(EXERCISE TASK) Make a verbatim copy of the entries below; pictures stay out.

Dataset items
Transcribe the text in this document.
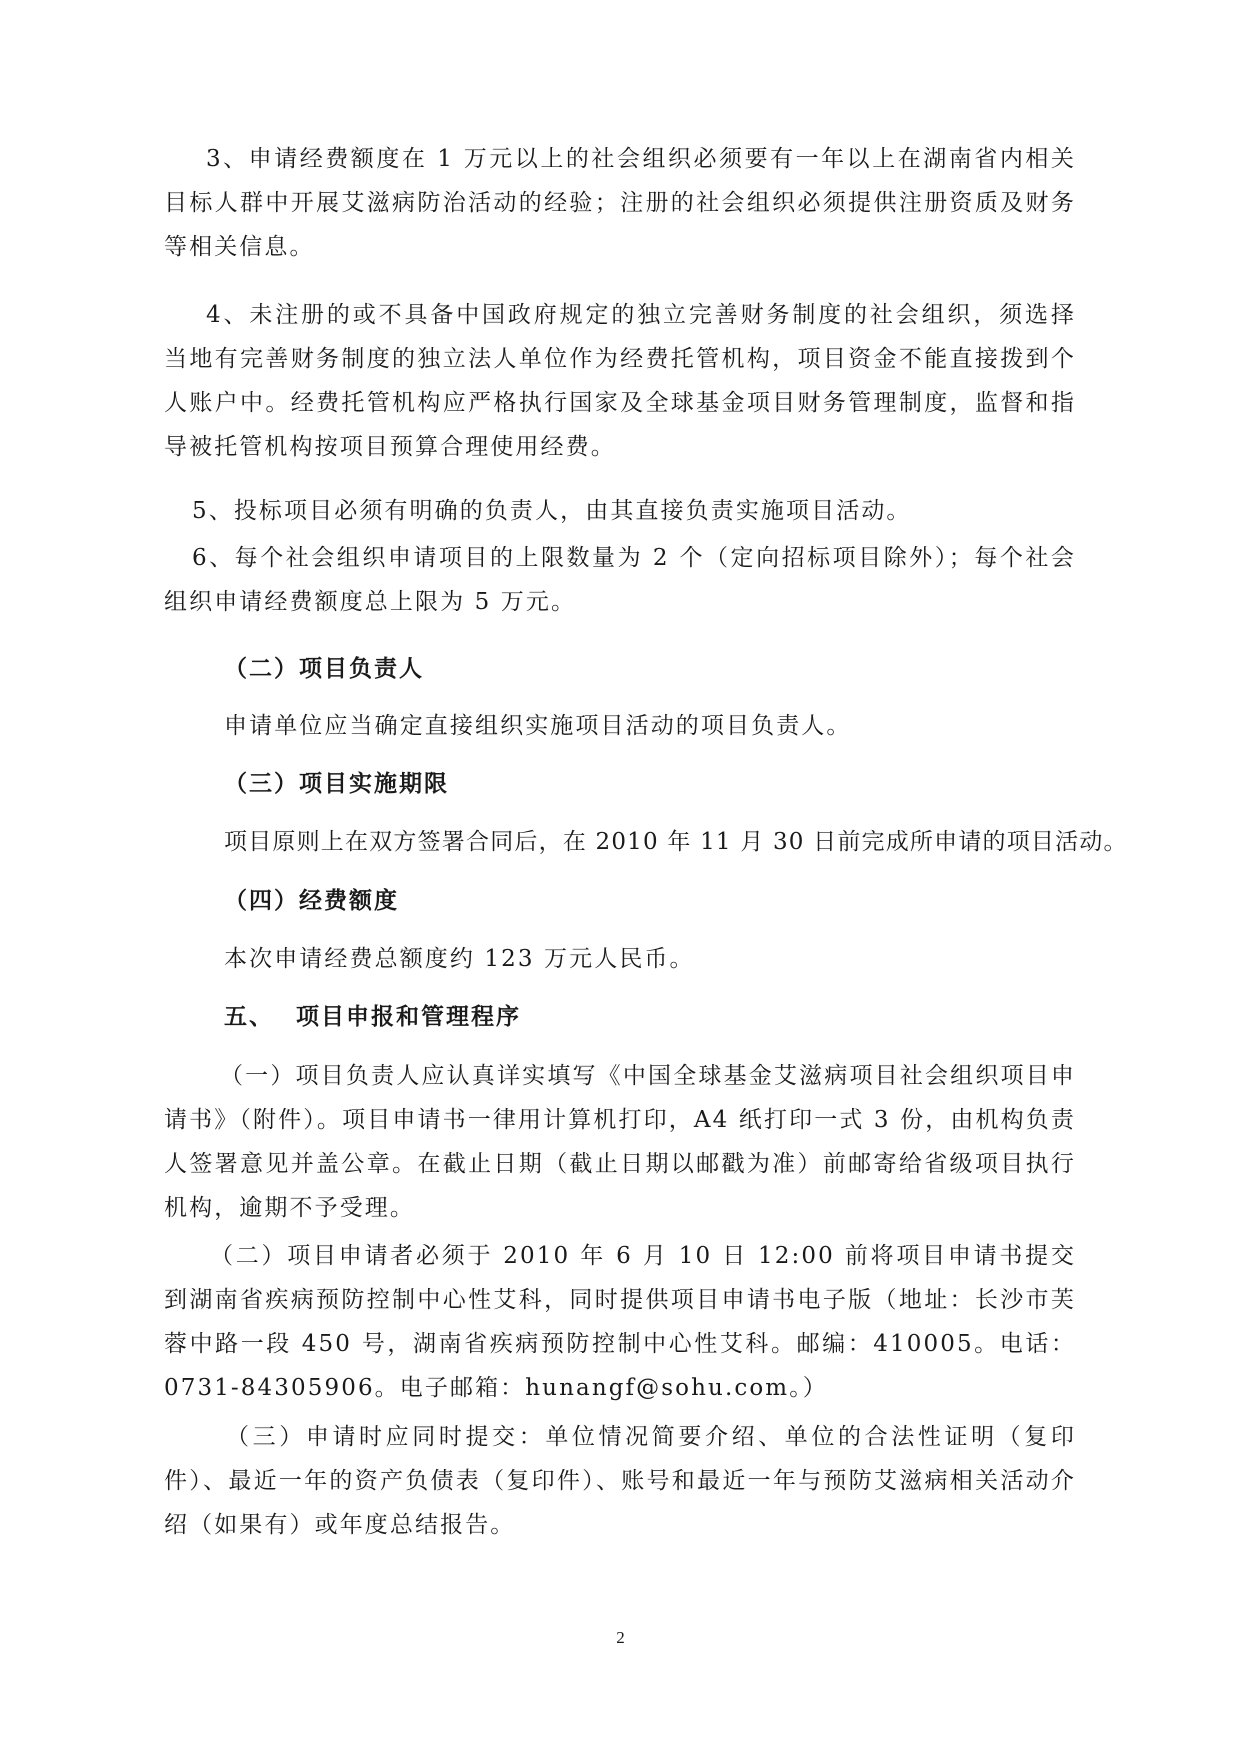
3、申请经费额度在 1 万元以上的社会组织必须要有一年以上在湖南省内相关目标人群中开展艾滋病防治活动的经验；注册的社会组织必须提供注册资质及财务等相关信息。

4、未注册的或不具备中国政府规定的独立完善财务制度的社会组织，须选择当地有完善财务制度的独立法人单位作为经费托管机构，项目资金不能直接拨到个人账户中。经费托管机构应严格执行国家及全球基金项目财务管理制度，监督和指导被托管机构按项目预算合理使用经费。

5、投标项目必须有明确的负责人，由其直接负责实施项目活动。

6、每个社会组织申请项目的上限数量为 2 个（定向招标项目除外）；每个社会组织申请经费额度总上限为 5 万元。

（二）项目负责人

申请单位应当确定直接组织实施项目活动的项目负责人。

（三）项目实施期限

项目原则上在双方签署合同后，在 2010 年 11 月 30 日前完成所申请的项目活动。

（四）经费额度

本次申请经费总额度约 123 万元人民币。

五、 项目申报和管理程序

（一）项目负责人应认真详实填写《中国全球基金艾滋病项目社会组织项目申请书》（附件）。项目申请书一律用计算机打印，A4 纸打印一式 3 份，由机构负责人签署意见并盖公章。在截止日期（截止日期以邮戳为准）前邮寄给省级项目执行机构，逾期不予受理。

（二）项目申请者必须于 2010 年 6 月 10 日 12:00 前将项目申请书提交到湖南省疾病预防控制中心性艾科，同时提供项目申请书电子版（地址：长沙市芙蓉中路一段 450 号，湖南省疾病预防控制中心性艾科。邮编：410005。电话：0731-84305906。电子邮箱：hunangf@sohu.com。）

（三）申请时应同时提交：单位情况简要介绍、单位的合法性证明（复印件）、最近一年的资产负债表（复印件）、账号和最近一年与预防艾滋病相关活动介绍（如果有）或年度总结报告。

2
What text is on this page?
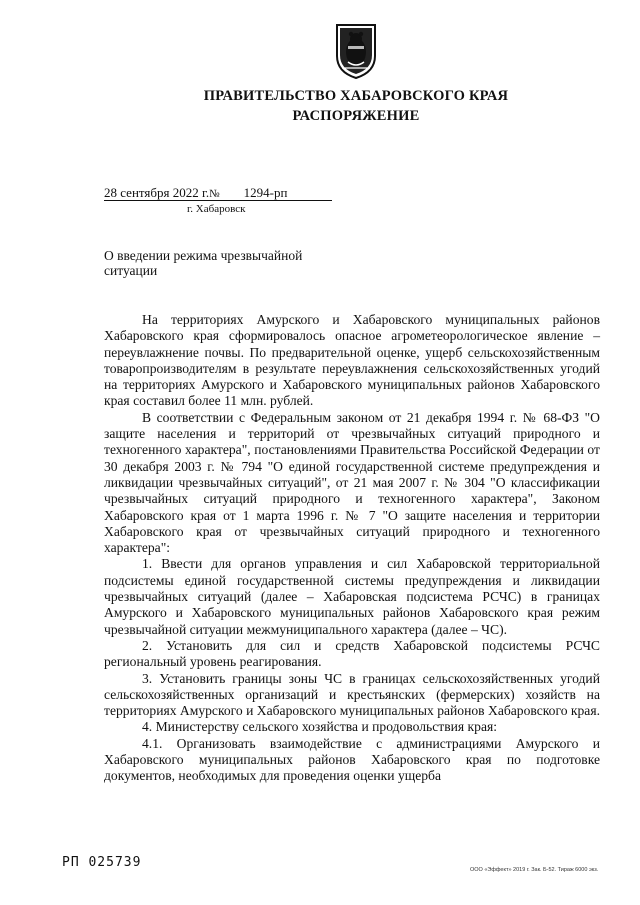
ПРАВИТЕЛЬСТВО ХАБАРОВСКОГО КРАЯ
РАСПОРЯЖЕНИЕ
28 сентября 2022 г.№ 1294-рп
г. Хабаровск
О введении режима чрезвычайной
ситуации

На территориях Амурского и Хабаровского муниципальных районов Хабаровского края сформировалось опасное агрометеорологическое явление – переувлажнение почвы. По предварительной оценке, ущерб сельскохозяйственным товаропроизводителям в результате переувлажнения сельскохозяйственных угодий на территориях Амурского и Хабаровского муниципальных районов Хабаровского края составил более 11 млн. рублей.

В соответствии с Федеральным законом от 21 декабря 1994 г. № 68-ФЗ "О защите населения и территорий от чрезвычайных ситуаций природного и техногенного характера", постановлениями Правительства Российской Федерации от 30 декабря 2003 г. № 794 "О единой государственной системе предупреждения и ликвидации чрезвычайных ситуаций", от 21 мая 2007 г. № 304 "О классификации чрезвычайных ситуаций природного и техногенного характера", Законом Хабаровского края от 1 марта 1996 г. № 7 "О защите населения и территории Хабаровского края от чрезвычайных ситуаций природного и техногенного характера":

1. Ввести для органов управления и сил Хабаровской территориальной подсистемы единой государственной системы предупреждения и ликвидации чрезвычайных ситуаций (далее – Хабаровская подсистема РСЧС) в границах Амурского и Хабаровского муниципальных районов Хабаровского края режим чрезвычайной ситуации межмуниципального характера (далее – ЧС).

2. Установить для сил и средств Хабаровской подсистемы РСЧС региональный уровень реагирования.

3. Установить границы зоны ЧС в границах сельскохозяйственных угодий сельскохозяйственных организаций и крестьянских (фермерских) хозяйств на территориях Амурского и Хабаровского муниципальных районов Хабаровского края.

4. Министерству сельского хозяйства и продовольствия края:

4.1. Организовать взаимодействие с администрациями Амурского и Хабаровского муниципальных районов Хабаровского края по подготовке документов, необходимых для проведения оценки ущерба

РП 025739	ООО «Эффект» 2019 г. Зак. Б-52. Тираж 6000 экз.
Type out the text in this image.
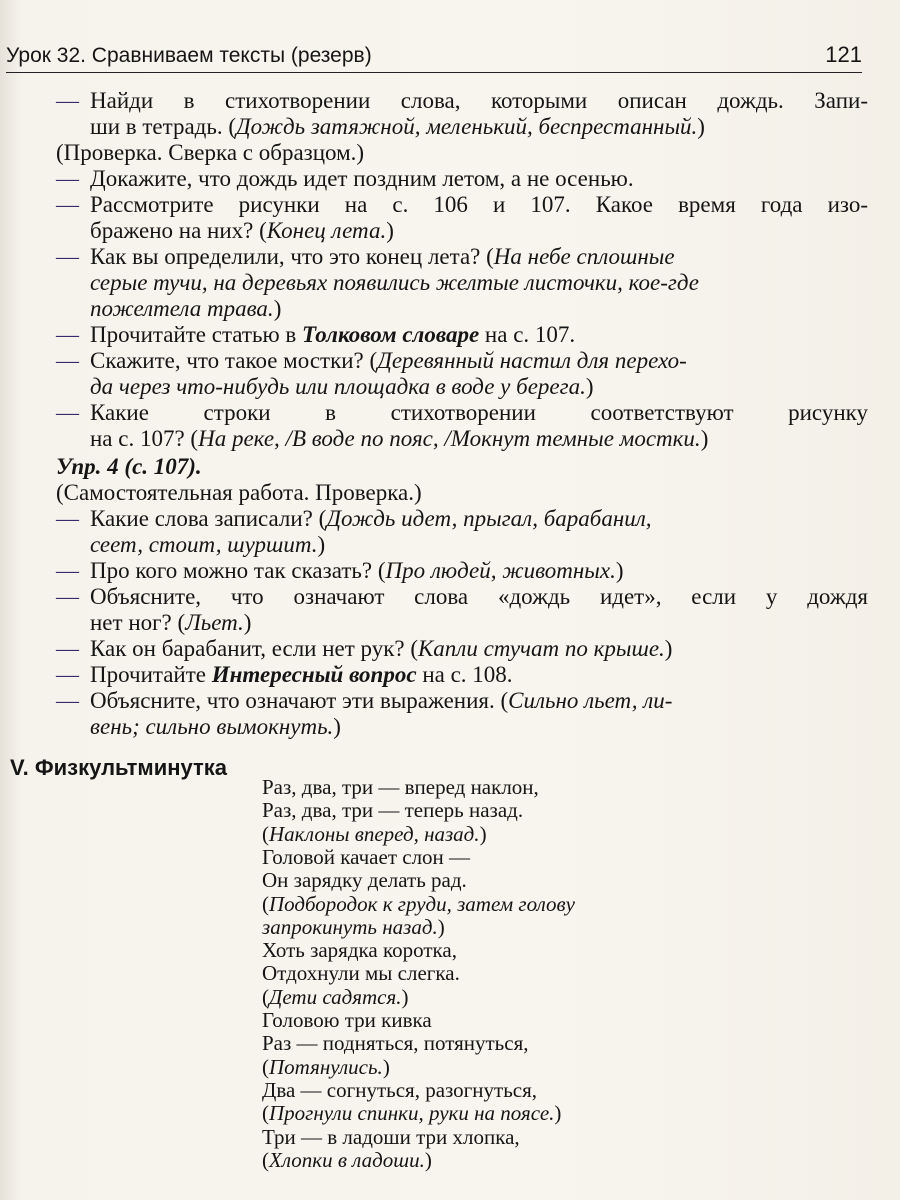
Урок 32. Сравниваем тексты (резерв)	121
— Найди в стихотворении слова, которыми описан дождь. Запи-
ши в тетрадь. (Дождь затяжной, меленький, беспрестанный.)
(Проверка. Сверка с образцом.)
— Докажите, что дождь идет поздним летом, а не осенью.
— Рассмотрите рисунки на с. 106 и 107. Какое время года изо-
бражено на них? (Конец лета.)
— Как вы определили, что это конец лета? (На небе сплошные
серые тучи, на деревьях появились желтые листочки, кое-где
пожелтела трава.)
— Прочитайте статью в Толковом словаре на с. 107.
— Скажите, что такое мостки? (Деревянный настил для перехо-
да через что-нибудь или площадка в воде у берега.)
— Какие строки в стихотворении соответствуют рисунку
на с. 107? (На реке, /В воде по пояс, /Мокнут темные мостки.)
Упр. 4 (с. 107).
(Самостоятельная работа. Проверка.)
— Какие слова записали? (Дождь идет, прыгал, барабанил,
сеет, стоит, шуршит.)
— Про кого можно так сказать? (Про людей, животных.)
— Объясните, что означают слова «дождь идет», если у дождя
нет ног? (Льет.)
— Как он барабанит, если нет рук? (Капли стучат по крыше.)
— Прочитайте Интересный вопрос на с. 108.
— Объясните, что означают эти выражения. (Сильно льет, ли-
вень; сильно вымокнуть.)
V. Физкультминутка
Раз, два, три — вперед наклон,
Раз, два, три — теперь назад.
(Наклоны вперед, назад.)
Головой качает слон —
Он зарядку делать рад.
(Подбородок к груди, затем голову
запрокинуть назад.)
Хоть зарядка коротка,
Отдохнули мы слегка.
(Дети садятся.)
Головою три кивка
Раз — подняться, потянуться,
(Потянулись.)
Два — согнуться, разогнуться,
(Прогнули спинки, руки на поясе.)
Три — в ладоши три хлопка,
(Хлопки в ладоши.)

(SOLUTION)
Transcribe the text in this document.
3、申请经费额度在 1 万元以上的社会组织必须要有一年以上在湖南省内相关目标人群中开展艾滋病防治活动的经验；注册的社会组织必须提供注册资质及财务等相关信息。

4、未注册的或不具备中国政府规定的独立完善财务制度的社会组织，须选择当地有完善财务制度的独立法人单位作为经费托管机构，项目资金不能直接拨到个人账户中。经费托管机构应严格执行国家及全球基金项目财务管理制度，监督和指导被托管机构按项目预算合理使用经费。

5、投标项目必须有明确的负责人，由其直接负责实施项目活动。

6、每个社会组织申请项目的上限数量为 2 个（定向招标项目除外）；每个社会组织申请经费额度总上限为 5 万元。

（二）项目负责人

申请单位应当确定直接组织实施项目活动的项目负责人。

（三）项目实施期限

项目原则上在双方签署合同后，在 2010 年 11 月 30 日前完成所申请的项目活动。

（四）经费额度

本次申请经费总额度约 123 万元人民币。

五、 项目申报和管理程序

（一）项目负责人应认真详实填写《中国全球基金艾滋病项目社会组织项目申请书》（附件）。项目申请书一律用计算机打印，A4 纸打印一式 3 份，由机构负责人签署意见并盖公章。在截止日期（截止日期以邮戳为准）前邮寄给省级项目执行机构，逾期不予受理。

（二）项目申请者必须于 2010 年 6 月 10 日 12:00 前将项目申请书提交到湖南省疾病预防控制中心性艾科，同时提供项目申请书电子版（地址：长沙市芙蓉中路一段 450 号，湖南省疾病预防控制中心性艾科。邮编：410005。电话：0731-84305906。电子邮箱：hunangf@sohu.com。）

（三）申请时应同时提交：单位情况简要介绍、单位的合法性证明（复印件）、最近一年的资产负债表（复印件）、账号和最近一年与预防艾滋病相关活动介绍（如果有）或年度总结报告。

2
What text is on this page?
ПРАВИТЕЛЬСТВО ХАБАРОВСКОГО КРАЯ
РАСПОРЯЖЕНИЕ
28 сентября 2022 г.№ 1294-рп
г. Хабаровск
О введении режима чрезвычайной
ситуации

На территориях Амурского и Хабаровского муниципальных районов Хабаровского края сформировалось опасное агрометеорологическое явление – переувлажнение почвы. По предварительной оценке, ущерб сельскохозяйственным товаропроизводителям в результате переувлажнения сельскохозяйственных угодий на территориях Амурского и Хабаровского муниципальных районов Хабаровского края составил более 11 млн. рублей.

В соответствии с Федеральным законом от 21 декабря 1994 г. № 68-ФЗ "О защите населения и территорий от чрезвычайных ситуаций природного и техногенного характера", постановлениями Правительства Российской Федерации от 30 декабря 2003 г. № 794 "О единой государственной системе предупреждения и ликвидации чрезвычайных ситуаций", от 21 мая 2007 г. № 304 "О классификации чрезвычайных ситуаций природного и техногенного характера", Законом Хабаровского края от 1 марта 1996 г. № 7 "О защите населения и территории Хабаровского края от чрезвычайных ситуаций природного и техногенного характера":

1. Ввести для органов управления и сил Хабаровской территориальной подсистемы единой государственной системы предупреждения и ликвидации чрезвычайных ситуаций (далее – Хабаровская подсистема РСЧС) в границах Амурского и Хабаровского муниципальных районов Хабаровского края режим чрезвычайной ситуации межмуниципального характера (далее – ЧС).

2. Установить для сил и средств Хабаровской подсистемы РСЧС региональный уровень реагирования.

3. Установить границы зоны ЧС в границах сельскохозяйственных угодий сельскохозяйственных организаций и крестьянских (фермерских) хозяйств на территориях Амурского и Хабаровского муниципальных районов Хабаровского края.

4. Министерству сельского хозяйства и продовольствия края:

4.1. Организовать взаимодействие с администрациями Амурского и Хабаровского муниципальных районов Хабаровского края по подготовке документов, необходимых для проведения оценки ущерба

РП 025739	ООО «Эффект» 2019 г. Зак. Б-52. Тираж 6000 экз.
Type out the text in this image.
Урок 32. Сравниваем тексты (резерв)	121
— Найди в стихотворении слова, которыми описан дождь. Запи-
ши в тетрадь. (Дождь затяжной, меленький, беспрестанный.)
(Проверка. Сверка с образцом.)
— Докажите, что дождь идет поздним летом, а не осенью.
— Рассмотрите рисунки на с. 106 и 107. Какое время года изо-
бражено на них? (Конец лета.)
— Как вы определили, что это конец лета? (На небе сплошные
серые тучи, на деревьях появились желтые листочки, кое-где
пожелтела трава.)
— Прочитайте статью в Толковом словаре на с. 107.
— Скажите, что такое мостки? (Деревянный настил для перехо-
да через что-нибудь или площадка в воде у берега.)
— Какие строки в стихотворении соответствуют рисунку
на с. 107? (На реке, /В воде по пояс, /Мокнут темные мостки.)
Упр. 4 (с. 107).
(Самостоятельная работа. Проверка.)
— Какие слова записали? (Дождь идет, прыгал, барабанил,
сеет, стоит, шуршит.)
— Про кого можно так сказать? (Про людей, животных.)
— Объясните, что означают слова «дождь идет», если у дождя
нет ног? (Льет.)
— Как он барабанит, если нет рук? (Капли стучат по крыше.)
— Прочитайте Интересный вопрос на с. 108.
— Объясните, что означают эти выражения. (Сильно льет, ли-
вень; сильно вымокнуть.)
V. Физкультминутка
Раз, два, три — вперед наклон,
Раз, два, три — теперь назад.
(Наклоны вперед, назад.)
Головой качает слон —
Он зарядку делать рад.
(Подбородок к груди, затем голову
запрокинуть назад.)
Хоть зарядка коротка,
Отдохнули мы слегка.
(Дети садятся.)
Головою три кивка
Раз — подняться, потянуться,
(Потянулись.)
Два — согнуться, разогнуться,
(Прогнули спинки, руки на поясе.)
Три — в ладоши три хлопка,
(Хлопки в ладоши.)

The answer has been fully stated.